Instructions for the task: Retype each record below word for word. Leave the pictures out.

Data entries:
━━━━━━━━━━

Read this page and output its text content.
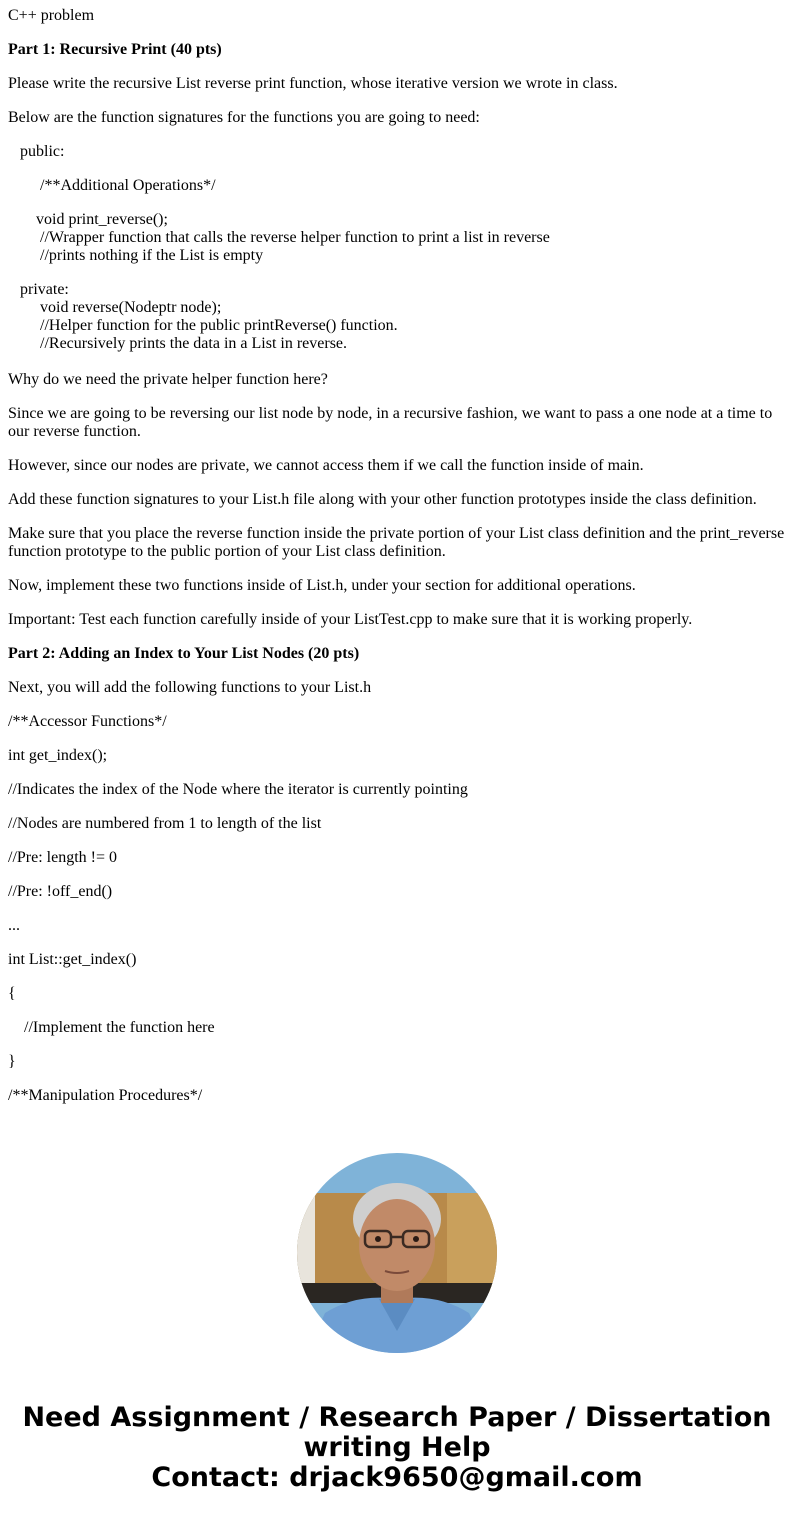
C++ problem
Part 1: Recursive Print (40 pts)
Please write the recursive List reverse print function, whose iterative version we wrote in class.
Below are the function signatures for the functions you are going to need:
public:
/**Additional Operations*/
void print_reverse();
//Wrapper function that calls the reverse helper function to print a list in reverse
//prints nothing if the List is empty
private:
void reverse(Nodeptr node);
//Helper function for the public printReverse() function.
//Recursively prints the data in a List in reverse.
Why do we need the private helper function here?
Since we are going to be reversing our list node by node, in a recursive fashion, we want to pass a one node at a time to our reverse function.
However, since our nodes are private, we cannot access them if we call the function inside of main.
Add these function signatures to your List.h file along with your other function prototypes inside the class definition.
Make sure that you place the reverse function inside the private portion of your List class definition and the print_reverse function prototype to the public portion of your List class definition.
Now, implement these two functions inside of List.h, under your section for additional operations.
Important: Test each function carefully inside of your ListTest.cpp to make sure that it is working properly.
Part 2: Adding an Index to Your List Nodes (20 pts)
Next, you will add the following functions to your List.h
/**Accessor Functions*/
int get_index();
//Indicates the index of the Node where the iterator is currently pointing
//Nodes are numbered from 1 to length of the list
//Pre: length != 0
//Pre: !off_end()
...
int List::get_index()
{
//Implement the function here
}
/**Manipulation Procedures*/
Need Assignment / Research Paper / Dissertation
writing Help
Contact: drjack9650@gmail.com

━━━━━━━━━━

Answer to this task:
Read this page and output its text content.
C++ problem
Part 1: Recursive Print (40 pts)
Please write the recursive List reverse print function, whose iterative version we wrote in class.
Below are the function signatures for the functions you are going to need:
public:
/**Additional Operations*/
void print_reverse();
//Wrapper function that calls the reverse helper function to print a list in reverse
//prints nothing if the List is empty
private:
void reverse(Nodeptr node);
//Helper function for the public printReverse() function.
//Recursively prints the data in a List in reverse.
Why do we need the private helper function here?
Since we are going to be reversing our list node by node, in a recursive fashion, we want to pass a one node at a time to our reverse function.
However, since our nodes are private, we cannot access them if we call the function inside of main.
Add these function signatures to your List.h file along with your other function prototypes inside the class definition.
Make sure that you place the reverse function inside the private portion of your List class definition and the print_reverse function prototype to the public portion of your List class definition.
Now, implement these two functions inside of List.h, under your section for additional operations.
Important: Test each function carefully inside of your ListTest.cpp to make sure that it is working properly.
Part 2: Adding an Index to Your List Nodes (20 pts)
Next, you will add the following functions to your List.h
/**Accessor Functions*/
int get_index();
//Indicates the index of the Node where the iterator is currently pointing
//Nodes are numbered from 1 to length of the list
//Pre: length != 0
//Pre: !off_end()
...
int List::get_index()
{
//Implement the function here
}
/**Manipulation Procedures*/
Need Assignment / Research Paper / Dissertation
writing Help
Contact: drjack9650@gmail.com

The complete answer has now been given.